Stored records >>
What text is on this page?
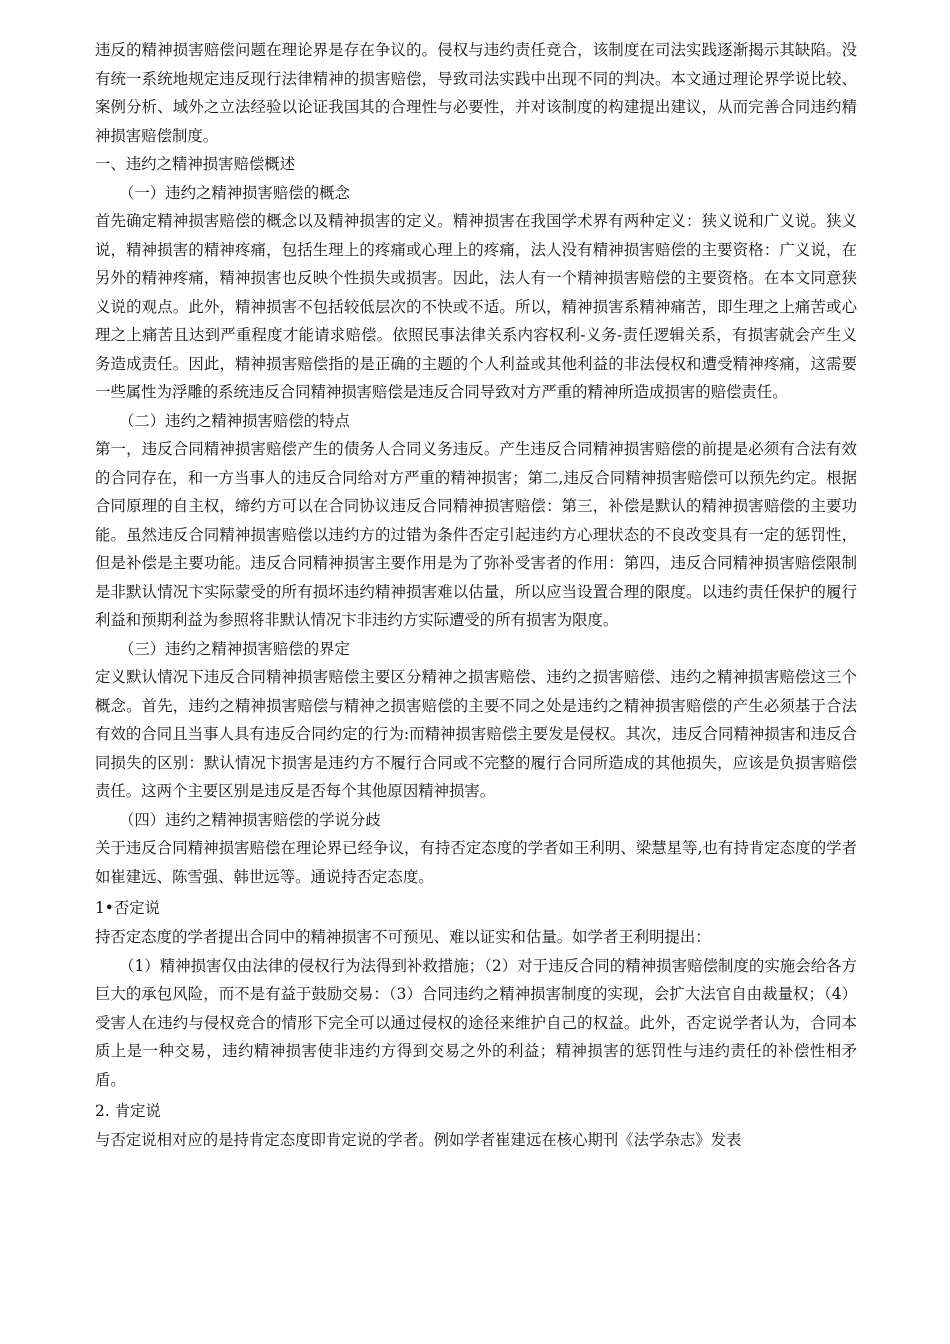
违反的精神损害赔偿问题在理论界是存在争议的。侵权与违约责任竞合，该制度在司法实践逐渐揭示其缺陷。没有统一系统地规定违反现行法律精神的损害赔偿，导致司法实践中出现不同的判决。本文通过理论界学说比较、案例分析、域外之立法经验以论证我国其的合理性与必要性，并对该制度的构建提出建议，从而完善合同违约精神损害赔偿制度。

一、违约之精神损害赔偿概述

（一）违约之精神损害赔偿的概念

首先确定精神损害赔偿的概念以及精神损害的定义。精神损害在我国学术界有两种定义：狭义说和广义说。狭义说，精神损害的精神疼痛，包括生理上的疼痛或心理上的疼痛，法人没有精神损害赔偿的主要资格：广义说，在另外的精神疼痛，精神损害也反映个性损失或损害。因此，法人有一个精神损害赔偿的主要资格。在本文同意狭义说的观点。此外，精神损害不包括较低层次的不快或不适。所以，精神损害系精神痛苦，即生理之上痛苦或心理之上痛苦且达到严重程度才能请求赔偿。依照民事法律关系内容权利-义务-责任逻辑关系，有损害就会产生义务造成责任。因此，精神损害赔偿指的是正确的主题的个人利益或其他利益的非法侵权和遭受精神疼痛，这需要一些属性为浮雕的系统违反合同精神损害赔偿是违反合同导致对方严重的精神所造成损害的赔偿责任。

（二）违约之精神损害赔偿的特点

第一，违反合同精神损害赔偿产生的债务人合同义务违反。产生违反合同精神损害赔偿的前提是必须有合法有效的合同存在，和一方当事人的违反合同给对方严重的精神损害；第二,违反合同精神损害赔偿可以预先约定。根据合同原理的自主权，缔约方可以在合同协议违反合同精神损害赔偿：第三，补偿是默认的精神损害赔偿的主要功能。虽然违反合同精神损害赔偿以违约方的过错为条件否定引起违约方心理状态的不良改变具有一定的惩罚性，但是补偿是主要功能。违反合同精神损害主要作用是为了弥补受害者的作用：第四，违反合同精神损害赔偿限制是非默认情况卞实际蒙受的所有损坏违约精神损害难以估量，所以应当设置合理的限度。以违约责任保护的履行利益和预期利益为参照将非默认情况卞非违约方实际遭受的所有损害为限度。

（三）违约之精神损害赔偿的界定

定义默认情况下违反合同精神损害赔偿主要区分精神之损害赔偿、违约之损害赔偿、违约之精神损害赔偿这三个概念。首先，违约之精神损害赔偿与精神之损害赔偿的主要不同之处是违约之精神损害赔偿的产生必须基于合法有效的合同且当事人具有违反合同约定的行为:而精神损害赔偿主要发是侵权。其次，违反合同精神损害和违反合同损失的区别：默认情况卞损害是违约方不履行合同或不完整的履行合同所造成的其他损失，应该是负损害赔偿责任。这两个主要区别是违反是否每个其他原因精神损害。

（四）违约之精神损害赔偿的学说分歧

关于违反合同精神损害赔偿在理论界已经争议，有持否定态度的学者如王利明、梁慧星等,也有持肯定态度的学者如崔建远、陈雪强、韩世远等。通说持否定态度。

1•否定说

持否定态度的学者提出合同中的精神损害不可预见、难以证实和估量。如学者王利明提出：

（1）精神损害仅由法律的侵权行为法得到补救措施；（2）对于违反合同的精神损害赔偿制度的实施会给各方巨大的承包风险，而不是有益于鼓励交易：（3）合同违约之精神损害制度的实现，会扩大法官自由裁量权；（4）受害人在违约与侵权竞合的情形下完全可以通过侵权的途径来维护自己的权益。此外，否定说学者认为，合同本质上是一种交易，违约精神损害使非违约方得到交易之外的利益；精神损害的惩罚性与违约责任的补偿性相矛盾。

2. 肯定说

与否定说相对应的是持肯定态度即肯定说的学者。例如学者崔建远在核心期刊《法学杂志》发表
* * *
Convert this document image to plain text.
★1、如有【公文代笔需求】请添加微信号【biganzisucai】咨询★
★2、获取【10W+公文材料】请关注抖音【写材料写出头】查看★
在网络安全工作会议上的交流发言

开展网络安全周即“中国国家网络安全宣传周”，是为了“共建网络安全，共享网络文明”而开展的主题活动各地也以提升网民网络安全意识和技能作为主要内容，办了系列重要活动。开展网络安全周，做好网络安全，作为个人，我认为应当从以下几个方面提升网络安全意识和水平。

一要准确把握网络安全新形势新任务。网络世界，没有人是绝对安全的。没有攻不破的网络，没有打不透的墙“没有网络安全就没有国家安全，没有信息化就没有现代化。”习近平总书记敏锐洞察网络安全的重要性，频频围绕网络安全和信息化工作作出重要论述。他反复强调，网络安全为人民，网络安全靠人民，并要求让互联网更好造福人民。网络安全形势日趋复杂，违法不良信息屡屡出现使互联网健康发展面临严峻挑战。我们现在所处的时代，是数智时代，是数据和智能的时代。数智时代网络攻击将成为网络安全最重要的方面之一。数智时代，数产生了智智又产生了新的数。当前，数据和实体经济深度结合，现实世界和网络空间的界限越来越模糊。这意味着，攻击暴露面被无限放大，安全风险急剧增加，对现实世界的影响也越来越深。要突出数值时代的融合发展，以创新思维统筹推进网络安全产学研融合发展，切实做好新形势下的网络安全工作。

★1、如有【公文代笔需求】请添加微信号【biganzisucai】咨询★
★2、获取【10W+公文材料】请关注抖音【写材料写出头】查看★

TASK DESCRIPTION >>
From the entries above, copy every line that holds the word "text".

EXERCISE RESULT >>
What text is on this page?
Convert this document image to plain text.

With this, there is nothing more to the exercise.